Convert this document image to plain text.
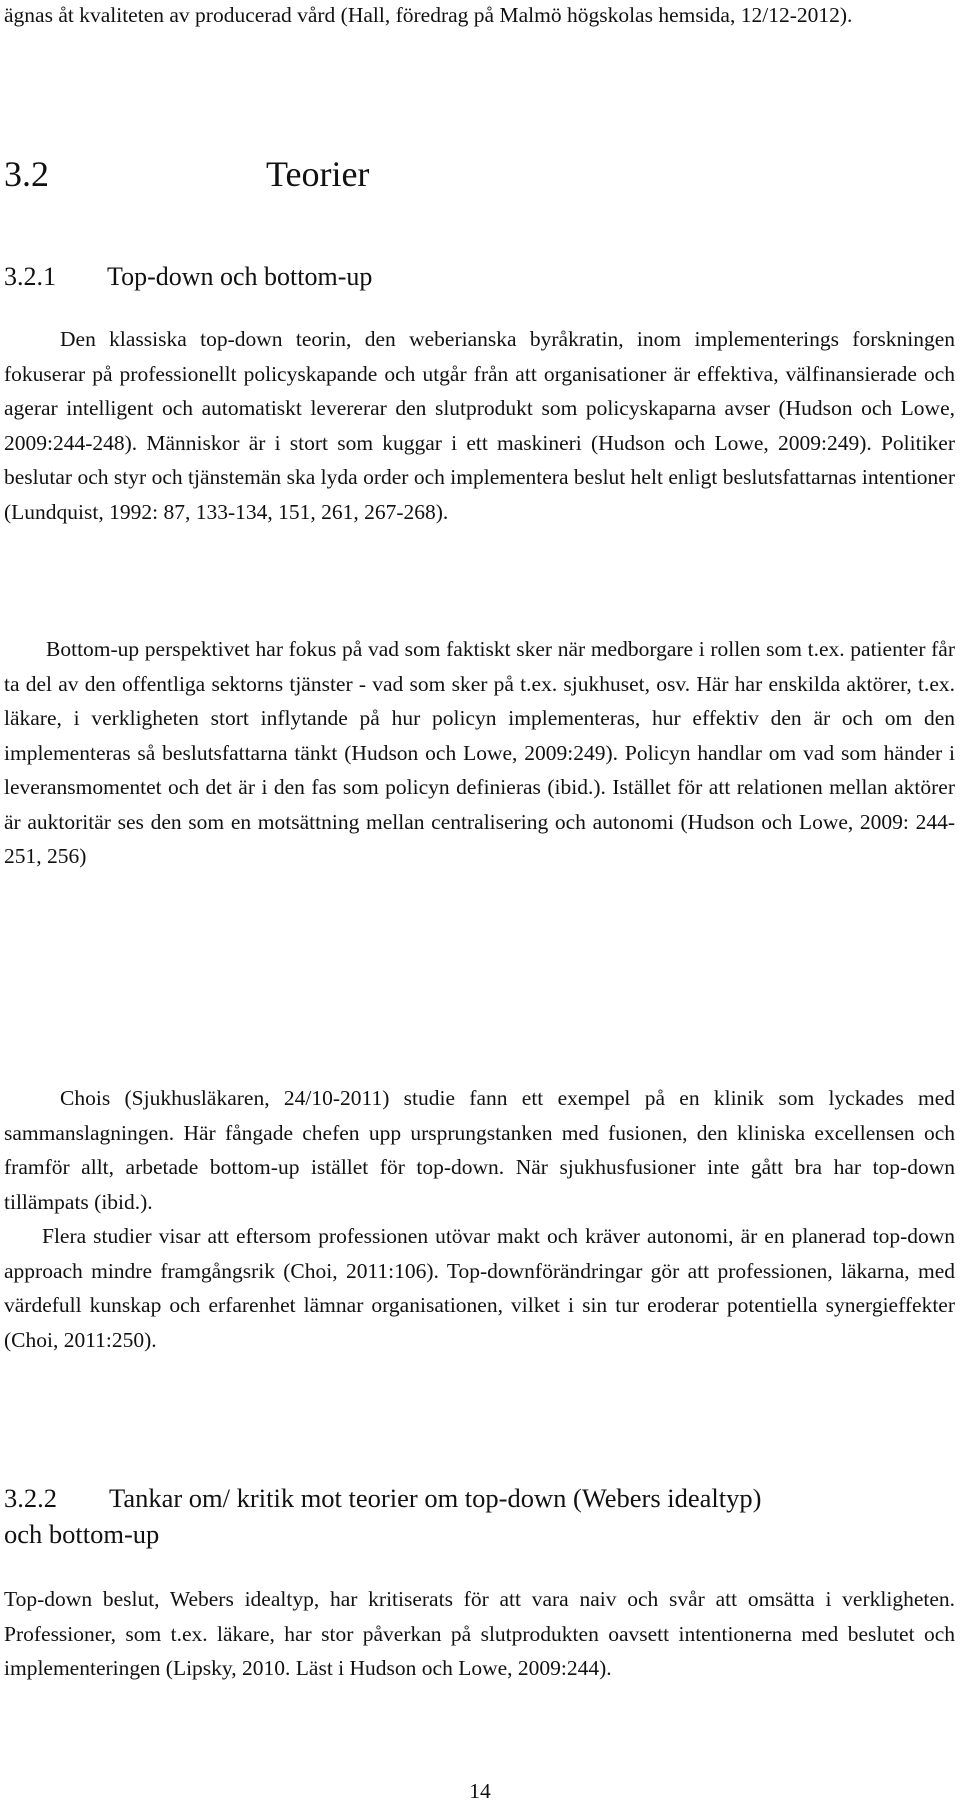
ägnas åt kvaliteten av producerad vård (Hall, föredrag på Malmö högskolas hemsida, 12/12-2012).

3.2	Teorier
3.2.1 Top-down och bottom-up

Den klassiska top-down teorin, den weberianska byråkratin, inom implementerings forskningen fokuserar på professionellt policyskapande och utgår från att organisationer är effektiva, välfinansierade och agerar intelligent och automatiskt levererar den slutprodukt som policyskaparna avser (Hudson och Lowe, 2009:244-248). Människor är i stort som kuggar i ett maskineri (Hudson och Lowe, 2009:249). Politiker beslutar och styr och tjänstemän ska lyda order och implementera beslut helt enligt beslutsfattarnas intentioner (Lundquist, 1992: 87, 133-134, 151, 261, 267-268).

Bottom-up perspektivet har fokus på vad som faktiskt sker när medborgare i rollen som t.ex. patienter får ta del av den offentliga sektorns tjänster - vad som sker på t.ex. sjukhuset, osv. Här har enskilda aktörer, t.ex. läkare, i verkligheten stort inflytande på hur policyn implementeras, hur effektiv den är och om den implementeras så beslutsfattarna tänkt (Hudson och Lowe, 2009:249). Policyn handlar om vad som händer i leveransmomentet och det är i den fas som policyn definieras (ibid.). Istället för att relationen mellan aktörer är auktoritär ses den som en motsättning mellan centralisering och autonomi (Hudson och Lowe, 2009: 244-251, 256)

Chois (Sjukhusläkaren, 24/10-2011) studie fann ett exempel på en klinik som lyckades med sammanslagningen. Här fångade chefen upp ursprungstanken med fusionen, den kliniska excellensen och framför allt, arbetade bottom-up istället för top-down. När sjukhusfusioner inte gått bra har top-down tillämpats (ibid.).

Flera studier visar att eftersom professionen utövar makt och kräver autonomi, är en planerad top-down approach mindre framgångsrik (Choi, 2011:106). Top-downförändringar gör att professionen, läkarna, med värdefull kunskap och erfarenhet lämnar organisationen, vilket i sin tur eroderar potentiella synergieffekter (Choi, 2011:250).

3.2.2 Tankar om/ kritik mot teorier om top-down (Webers idealtyp)
och bottom-up

Top-down beslut, Webers idealtyp, har kritiserats för att vara naiv och svår att omsätta i verkligheten. Professioner, som t.ex. läkare, har stor påverkan på slutprodukten oavsett intentionerna med beslutet och implementeringen (Lipsky, 2010. Läst i Hudson och Lowe, 2009:244).

14
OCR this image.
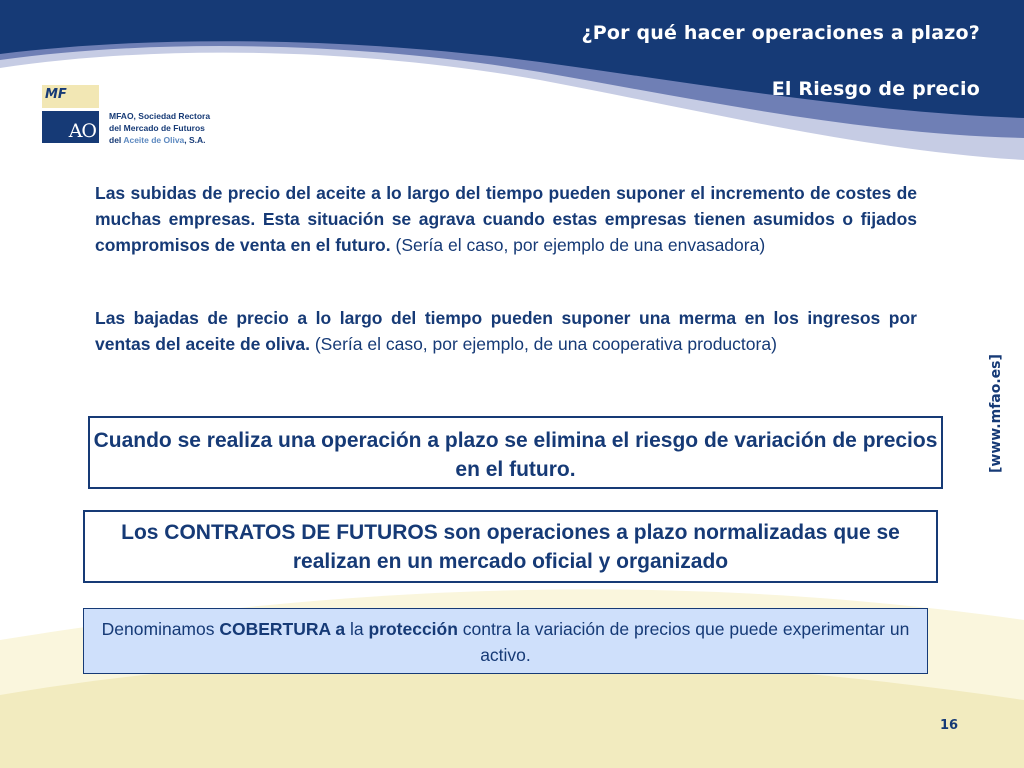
¿Por qué hacer operaciones a plazo?
El Riesgo de precio
MF
AO
MFAO, Sociedad Rectora
del Mercado de Futuros
del Aceite de Oliva, S.A.
[www.mfao.es]
Las subidas de precio del aceite a lo largo del tiempo pueden suponer el incremento de costes de muchas empresas. Esta situación se agrava cuando estas empresas tienen asumidos o fijados compromisos de venta en el futuro. (Sería el caso, por ejemplo de una envasadora)
Las bajadas de precio a lo largo del tiempo pueden suponer una merma en los ingresos por ventas del aceite de oliva. (Sería el caso, por ejemplo, de una cooperativa productora)
Cuando se realiza una operación a plazo se elimina el riesgo de variación de precios en el futuro.
Los CONTRATOS DE FUTUROS son operaciones a plazo normalizadas que se realizan en un mercado oficial y organizado
Denominamos COBERTURA a la protección contra la variación de precios que puede experimentar un activo.
16
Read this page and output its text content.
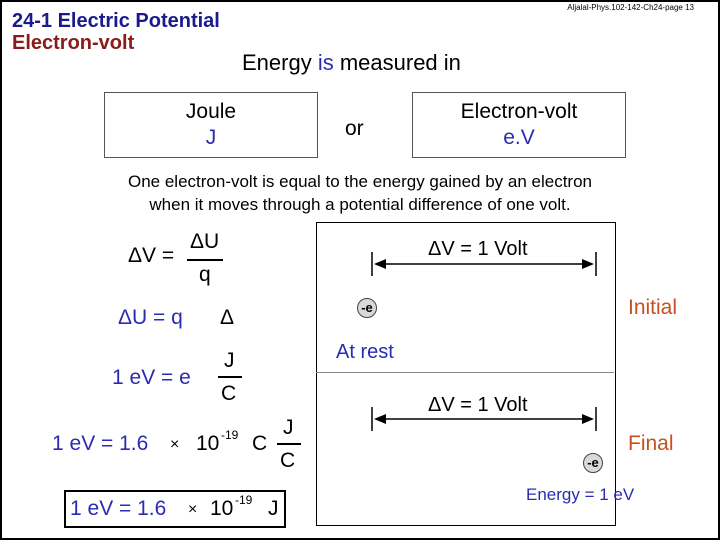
24-1 Electric Potential
Electron-volt
Aljalal-Phys.102-142-Ch24-page 13
Energy is measured in
Joule
J	or
Electron-volt
e.V
One electron-volt is equal to the energy gained by an electron
when it moves through a potential difference of one volt.
ΔV =
ΔU
q
ΔU = q Δ
1 eV = e
J
C
1 eV = 1.6 × 10 -19 C
J
C
1 eV = 1.6 × 10 -19 J
ΔV = 1 Volt
-e	Initial
At rest
ΔV = 1 Volt
-e
Final
Energy = 1 eV
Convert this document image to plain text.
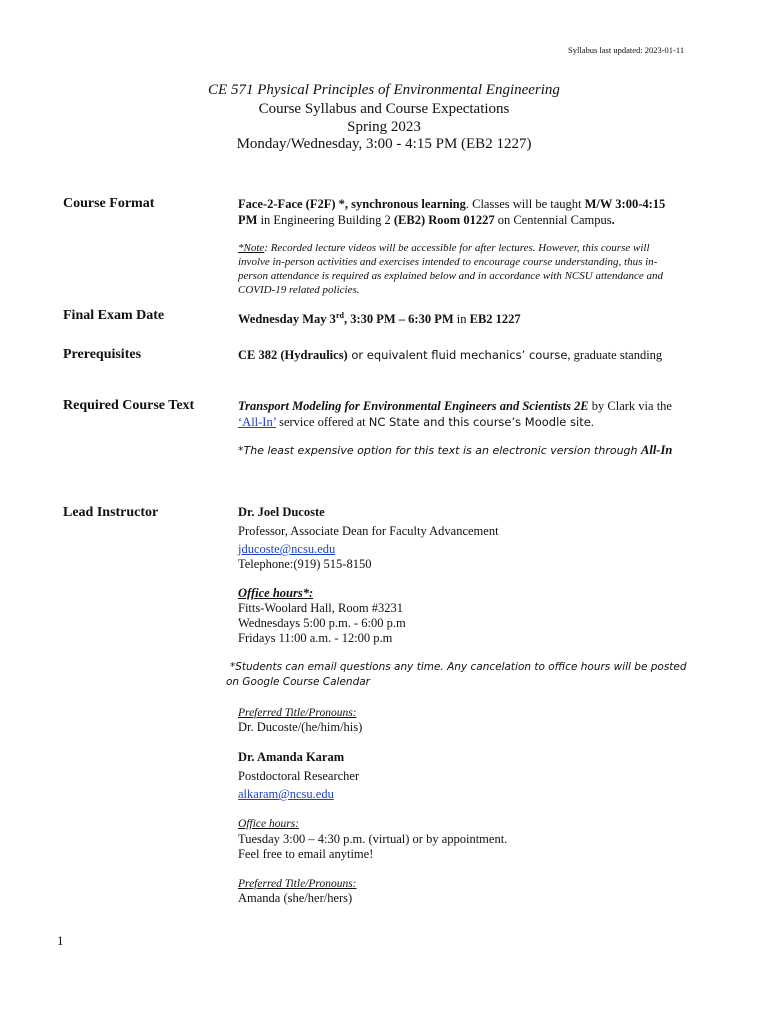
Syllabus last updated: 2023-01-11
CE 571 Physical Principles of Environmental Engineering
Course Syllabus and Course Expectations
Spring 2023
Monday/Wednesday, 3:00 - 4:15 PM (EB2 1227)
Course Format	Face-2-Face (F2F) *, synchronous learning. Classes will be taught M/W 3:00-4:15 PM in Engineering Building 2 (EB2) Room 01227 on Centennial Campus.
*Note: Recorded lecture videos will be accessible for after lectures. However, this course will involve in-person activities and exercises intended to encourage course understanding, thus in-person attendance is required as explained below and in accordance with NCSU attendance and COVID-19 related policies.
Final Exam Date	Wednesday May 3rd, 3:30 PM – 6:30 PM in EB2 1227
Prerequisites	CE 382 (Hydraulics) or equivalent fluid mechanics’ course, graduate standing
Required Course Text	Transport Modeling for Environmental Engineers and Scientists 2E by Clark via the
‘All-In’ service offered at NC State and this course’s Moodle site.
*The least expensive option for this text is an electronic version through All-In
Lead Instructor	Dr. Joel Ducoste
Professor, Associate Dean for Faculty Advancement
jducoste@ncsu.edu
Telephone:(919) 515-8150
Office hours*:
Fitts-Woolard Hall, Room #3231
Wednesdays 5:00 p.m. - 6:00 p.m
Fridays 11:00 a.m. - 12:00 p.m
*Students can email questions any time. Any cancelation to office hours will be posted
on Google Course Calendar
Preferred Title/Pronouns:
Dr. Ducoste/(he/him/his)
Dr. Amanda Karam
Postdoctoral Researcher
alkaram@ncsu.edu
Office hours:
Tuesday 3:00 – 4:30 p.m. (virtual) or by appointment.
Feel free to email anytime!
Preferred Title/Pronouns:
Amanda (she/her/hers)
1
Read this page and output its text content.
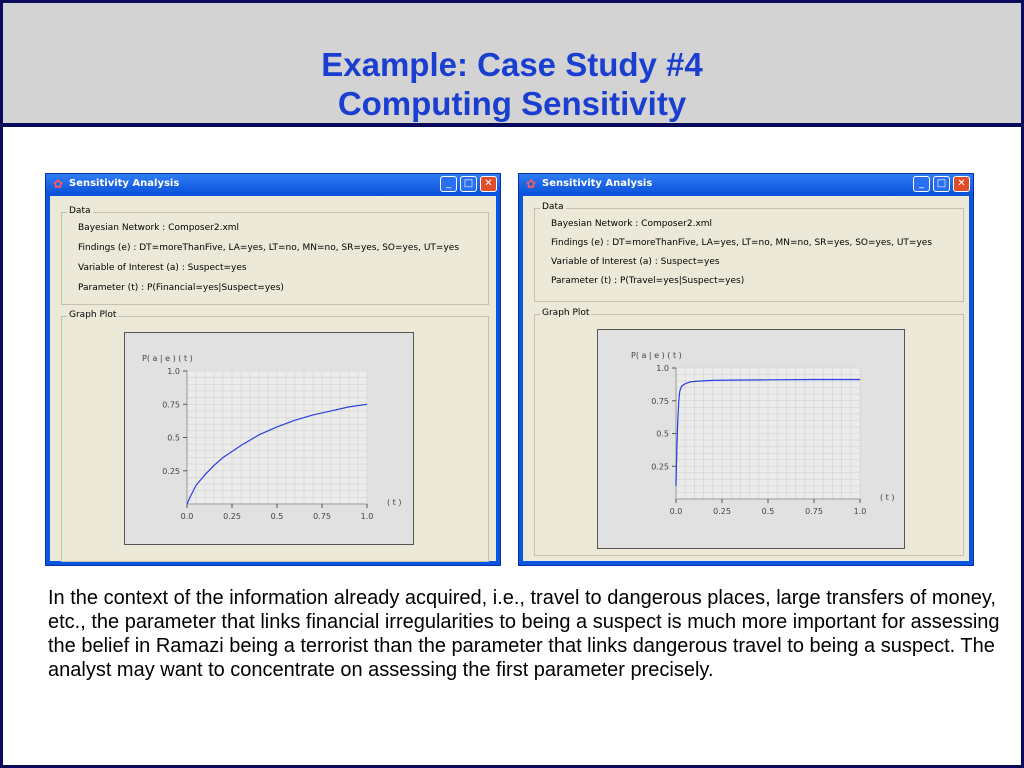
Example: Case Study #4
Computing Sensitivity
✿ Sensitivity Analysis	_	□	✕
Data
Bayesian Network : Composer2.xml
Findings (e) : DT=moreThanFive, LA=yes, LT=no, MN=no, SR=yes, SO=yes, UT=yes
Variable of Interest (a) : Suspect=yes
Parameter (t) : P(Financial=yes|Suspect=yes)
Graph Plot
0.0	0.25	0.5	0.75	1.0
1.0
0.75
0.5
0.25
P( a | e ) ( t )
( t )
✿ Sensitivity Analysis	_	□	✕
Data
Bayesian Network : Composer2.xml
Findings (e) : DT=moreThanFive, LA=yes, LT=no, MN=no, SR=yes, SO=yes, UT=yes
Variable of Interest (a) : Suspect=yes
Parameter (t) : P(Travel=yes|Suspect=yes)
Graph Plot
0.0	0.25	0.5	0.75	1.0
1.0
0.75
0.5
0.25
P( a | e ) ( t )
( t )
In the context of the information already acquired, i.e., travel to dangerous places, large transfers of money, etc., the parameter that links financial irregularities to being a suspect is much more important for assessing the belief in Ramazi being a terrorist than the parameter that links dangerous travel to being a suspect. The analyst may want to concentrate on assessing the first parameter precisely.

> [SHORT EXERCISE]:
Gather each line holding the string "stort".

> [THE RESPONSE]:
Den klassiska top-down teorin, den weberianska byråkratin, inom implementerings forskningen fokuserar på professionellt policyskapande och utgår från att organisationer är effektiva, välfinansierade och agerar intelligent och automatiskt levererar den slutprodukt som policyskaparna avser (Hudson och Lowe, 2009:244-248). Människor är i stort som kuggar i ett maskineri (Hudson och Lowe, 2009:249). Politiker beslutar och styr och tjänstemän ska lyda order och implementera beslut helt enligt beslutsfattarnas intentioner (Lundquist, 1992: 87, 133-134, 151, 261, 267-268).
Bottom-up perspektivet har fokus på vad som faktiskt sker när medborgare i rollen som t.ex. patienter får ta del av den offentliga sektorns tjänster - vad som sker på t.ex. sjukhuset, osv. Här har enskilda aktörer, t.ex. läkare, i verkligheten stort inflytande på hur policyn implementeras, hur effektiv den är och om den implementeras så beslutsfattarna tänkt (Hudson och Lowe, 2009:249). Policyn handlar om vad som händer i leveransmomentet och det är i den fas som policyn definieras (ibid.). Istället för att relationen mellan aktörer är auktoritär ses den som en motsättning mellan centralisering och autonomi (Hudson och Lowe, 2009: 244-251, 256)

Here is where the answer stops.